Direction:
Could you print the listing below word for word, starting at its first line and ending at the line that contains "question-option-a: A.侥幸 [120,494,678,512]", with both of those lines included?

Data for the task:
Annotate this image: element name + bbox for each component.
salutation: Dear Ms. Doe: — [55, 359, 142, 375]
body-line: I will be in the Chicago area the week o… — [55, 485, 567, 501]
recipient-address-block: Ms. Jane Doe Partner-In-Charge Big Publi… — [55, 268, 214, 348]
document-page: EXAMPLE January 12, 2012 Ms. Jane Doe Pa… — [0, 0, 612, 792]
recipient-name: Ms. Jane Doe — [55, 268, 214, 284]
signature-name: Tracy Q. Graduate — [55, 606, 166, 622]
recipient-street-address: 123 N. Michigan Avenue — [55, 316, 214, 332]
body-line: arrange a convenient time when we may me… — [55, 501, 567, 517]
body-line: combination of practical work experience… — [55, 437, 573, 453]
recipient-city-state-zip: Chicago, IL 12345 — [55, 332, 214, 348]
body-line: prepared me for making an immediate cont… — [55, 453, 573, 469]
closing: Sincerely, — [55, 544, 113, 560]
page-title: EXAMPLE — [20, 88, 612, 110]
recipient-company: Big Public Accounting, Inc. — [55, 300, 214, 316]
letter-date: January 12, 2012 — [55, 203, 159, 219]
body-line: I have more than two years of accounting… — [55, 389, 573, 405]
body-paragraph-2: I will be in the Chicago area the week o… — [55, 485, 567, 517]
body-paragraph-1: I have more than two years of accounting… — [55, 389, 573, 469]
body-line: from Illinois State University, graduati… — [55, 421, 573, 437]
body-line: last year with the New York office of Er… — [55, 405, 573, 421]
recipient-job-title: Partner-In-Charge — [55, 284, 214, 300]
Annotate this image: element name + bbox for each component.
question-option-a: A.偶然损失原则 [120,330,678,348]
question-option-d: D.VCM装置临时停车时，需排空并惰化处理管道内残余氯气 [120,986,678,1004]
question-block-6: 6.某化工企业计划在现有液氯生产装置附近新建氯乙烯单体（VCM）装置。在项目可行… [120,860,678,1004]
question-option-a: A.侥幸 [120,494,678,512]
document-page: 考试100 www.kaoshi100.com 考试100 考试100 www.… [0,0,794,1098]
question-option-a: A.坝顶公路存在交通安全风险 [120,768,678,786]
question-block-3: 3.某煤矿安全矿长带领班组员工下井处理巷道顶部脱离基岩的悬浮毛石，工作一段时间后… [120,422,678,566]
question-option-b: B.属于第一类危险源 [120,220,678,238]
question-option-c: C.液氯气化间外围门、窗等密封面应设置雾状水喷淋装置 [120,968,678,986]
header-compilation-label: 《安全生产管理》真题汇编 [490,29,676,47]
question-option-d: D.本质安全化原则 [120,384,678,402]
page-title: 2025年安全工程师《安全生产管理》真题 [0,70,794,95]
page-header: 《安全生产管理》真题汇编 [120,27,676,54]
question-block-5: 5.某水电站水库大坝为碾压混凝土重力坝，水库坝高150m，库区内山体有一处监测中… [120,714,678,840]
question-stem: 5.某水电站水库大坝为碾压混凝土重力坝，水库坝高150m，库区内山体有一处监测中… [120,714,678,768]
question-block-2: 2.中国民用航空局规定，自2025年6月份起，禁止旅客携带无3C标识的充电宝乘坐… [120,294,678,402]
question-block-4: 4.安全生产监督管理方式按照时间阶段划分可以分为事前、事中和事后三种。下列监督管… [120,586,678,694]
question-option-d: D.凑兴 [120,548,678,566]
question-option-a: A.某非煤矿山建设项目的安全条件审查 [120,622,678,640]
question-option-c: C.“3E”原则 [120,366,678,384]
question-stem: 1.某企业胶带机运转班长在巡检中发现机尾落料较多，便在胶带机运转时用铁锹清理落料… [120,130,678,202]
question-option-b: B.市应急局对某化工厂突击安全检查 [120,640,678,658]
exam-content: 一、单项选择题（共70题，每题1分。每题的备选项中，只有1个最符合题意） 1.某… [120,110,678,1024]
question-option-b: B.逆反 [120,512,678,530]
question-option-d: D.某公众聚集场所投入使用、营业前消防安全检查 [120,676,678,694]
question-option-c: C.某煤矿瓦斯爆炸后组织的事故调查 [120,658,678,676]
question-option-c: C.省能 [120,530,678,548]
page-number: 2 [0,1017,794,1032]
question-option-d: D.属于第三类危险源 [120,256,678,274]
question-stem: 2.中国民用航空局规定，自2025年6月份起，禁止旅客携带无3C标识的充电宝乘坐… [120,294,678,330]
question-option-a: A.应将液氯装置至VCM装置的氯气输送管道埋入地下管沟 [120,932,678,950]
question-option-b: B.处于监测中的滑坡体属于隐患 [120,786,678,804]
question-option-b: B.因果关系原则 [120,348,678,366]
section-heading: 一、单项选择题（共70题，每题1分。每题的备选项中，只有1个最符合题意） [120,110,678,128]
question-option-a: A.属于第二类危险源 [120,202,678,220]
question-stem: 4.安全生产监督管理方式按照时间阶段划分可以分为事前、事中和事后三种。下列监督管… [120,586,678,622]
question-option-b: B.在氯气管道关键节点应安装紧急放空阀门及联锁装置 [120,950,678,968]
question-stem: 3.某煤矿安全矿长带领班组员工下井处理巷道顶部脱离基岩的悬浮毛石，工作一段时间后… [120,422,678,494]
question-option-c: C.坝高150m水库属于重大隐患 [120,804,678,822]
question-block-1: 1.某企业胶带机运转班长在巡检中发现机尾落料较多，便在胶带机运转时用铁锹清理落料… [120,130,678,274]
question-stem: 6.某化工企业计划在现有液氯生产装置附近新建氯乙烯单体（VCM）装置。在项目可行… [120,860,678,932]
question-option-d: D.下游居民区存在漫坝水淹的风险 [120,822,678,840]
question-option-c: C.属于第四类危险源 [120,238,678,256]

Result of this task:
Annotate this image: element name + bbox for each component.
salutation: Dear Ms. Doe: — [55, 359, 142, 375]
body-line: I will be in the Chicago area the week o… — [55, 485, 567, 501]
recipient-address-block: Ms. Jane Doe Partner-In-Charge Big Publi… — [55, 268, 214, 348]
document-page: EXAMPLE January 12, 2012 Ms. Jane Doe Pa… — [0, 0, 612, 792]
recipient-name: Ms. Jane Doe — [55, 268, 214, 284]
signature-name: Tracy Q. Graduate — [55, 606, 166, 622]
recipient-street-address: 123 N. Michigan Avenue — [55, 316, 214, 332]
body-line: arrange a convenient time when we may me… — [55, 501, 567, 517]
body-line: combination of practical work experience… — [55, 437, 573, 453]
recipient-city-state-zip: Chicago, IL 12345 — [55, 332, 214, 348]
body-line: prepared me for making an immediate cont… — [55, 453, 573, 469]
closing: Sincerely, — [55, 544, 113, 560]
page-title: EXAMPLE — [20, 88, 612, 110]
recipient-company: Big Public Accounting, Inc. — [55, 300, 214, 316]
letter-date: January 12, 2012 — [55, 203, 159, 219]
body-line: I have more than two years of accounting… — [55, 389, 573, 405]
body-paragraph-2: I will be in the Chicago area the week o… — [55, 485, 567, 517]
body-paragraph-1: I have more than two years of accounting… — [55, 389, 573, 469]
body-line: from Illinois State University, graduati… — [55, 421, 573, 437]
body-line: last year with the New York office of Er… — [55, 405, 573, 421]
recipient-job-title: Partner-In-Charge — [55, 284, 214, 300]
Annotate this image: element name + bbox for each component.
question-option-a: A.偶然损失原则 [120,330,678,348]
question-option-d: D.VCM装置临时停车时，需排空并惰化处理管道内残余氯气 [120,986,678,1004]
question-block-6: 6.某化工企业计划在现有液氯生产装置附近新建氯乙烯单体（VCM）装置。在项目可行… [120,860,678,1004]
question-option-a: A.侥幸 [120,494,678,512]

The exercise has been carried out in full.